[Dataset entries]:
+-------+
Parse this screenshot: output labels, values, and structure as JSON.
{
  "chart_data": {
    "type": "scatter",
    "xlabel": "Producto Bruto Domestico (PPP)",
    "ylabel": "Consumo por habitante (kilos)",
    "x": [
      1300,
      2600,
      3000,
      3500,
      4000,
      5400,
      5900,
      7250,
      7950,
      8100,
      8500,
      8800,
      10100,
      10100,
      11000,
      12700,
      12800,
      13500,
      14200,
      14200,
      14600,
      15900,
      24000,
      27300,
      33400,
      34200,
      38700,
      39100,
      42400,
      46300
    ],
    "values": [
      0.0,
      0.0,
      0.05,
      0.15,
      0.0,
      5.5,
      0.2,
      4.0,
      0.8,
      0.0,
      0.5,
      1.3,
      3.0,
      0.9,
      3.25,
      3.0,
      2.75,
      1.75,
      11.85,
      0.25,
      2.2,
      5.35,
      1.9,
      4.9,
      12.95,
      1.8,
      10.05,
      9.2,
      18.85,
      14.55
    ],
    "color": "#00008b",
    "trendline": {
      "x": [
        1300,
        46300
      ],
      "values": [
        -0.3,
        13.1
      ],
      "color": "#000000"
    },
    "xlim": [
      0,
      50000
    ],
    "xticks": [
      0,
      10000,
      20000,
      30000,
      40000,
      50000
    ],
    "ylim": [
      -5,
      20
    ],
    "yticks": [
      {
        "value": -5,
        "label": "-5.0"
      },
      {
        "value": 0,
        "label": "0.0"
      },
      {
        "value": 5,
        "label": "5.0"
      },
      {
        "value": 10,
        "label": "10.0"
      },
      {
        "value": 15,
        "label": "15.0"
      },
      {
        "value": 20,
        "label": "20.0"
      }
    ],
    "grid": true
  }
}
+-------+
[YOUR GOAL]: Write out every entry word for word.

[COMPLETE OUTPUT]:
Parse this screenshot: output labels, values, and structure as JSON.
{
  "chart_data": {
    "type": "scatter",
    "xlabel": "Producto Bruto Domestico (PPP)",
    "ylabel": "Consumo por habitante (kilos)",
    "x": [
      1300,
      2600,
      3000,
      3500,
      4000,
      5400,
      5900,
      7250,
      7950,
      8100,
      8500,
      8800,
      10100,
      10100,
      11000,
      12700,
      12800,
      13500,
      14200,
      14200,
      14600,
      15900,
      24000,
      27300,
      33400,
      34200,
      38700,
      39100,
      42400,
      46300
    ],
    "values": [
      0.0,
      0.0,
      0.05,
      0.15,
      0.0,
      5.5,
      0.2,
      4.0,
      0.8,
      0.0,
      0.5,
      1.3,
      3.0,
      0.9,
      3.25,
      3.0,
      2.75,
      1.75,
      11.85,
      0.25,
      2.2,
      5.35,
      1.9,
      4.9,
      12.95,
      1.8,
      10.05,
      9.2,
      18.85,
      14.55
    ],
    "color": "#00008b",
    "trendline": {
      "x": [
        1300,
        46300
      ],
      "values": [
        -0.3,
        13.1
      ],
      "color": "#000000"
    },
    "xlim": [
      0,
      50000
    ],
    "xticks": [
      0,
      10000,
      20000,
      30000,
      40000,
      50000
    ],
    "ylim": [
      -5,
      20
    ],
    "yticks": [
      {
        "value": -5,
        "label": "-5.0"
      },
      {
        "value": 0,
        "label": "0.0"
      },
      {
        "value": 5,
        "label": "5.0"
      },
      {
        "value": 10,
        "label": "10.0"
      },
      {
        "value": 15,
        "label": "15.0"
      },
      {
        "value": 20,
        "label": "20.0"
      }
    ],
    "grid": true
  }
}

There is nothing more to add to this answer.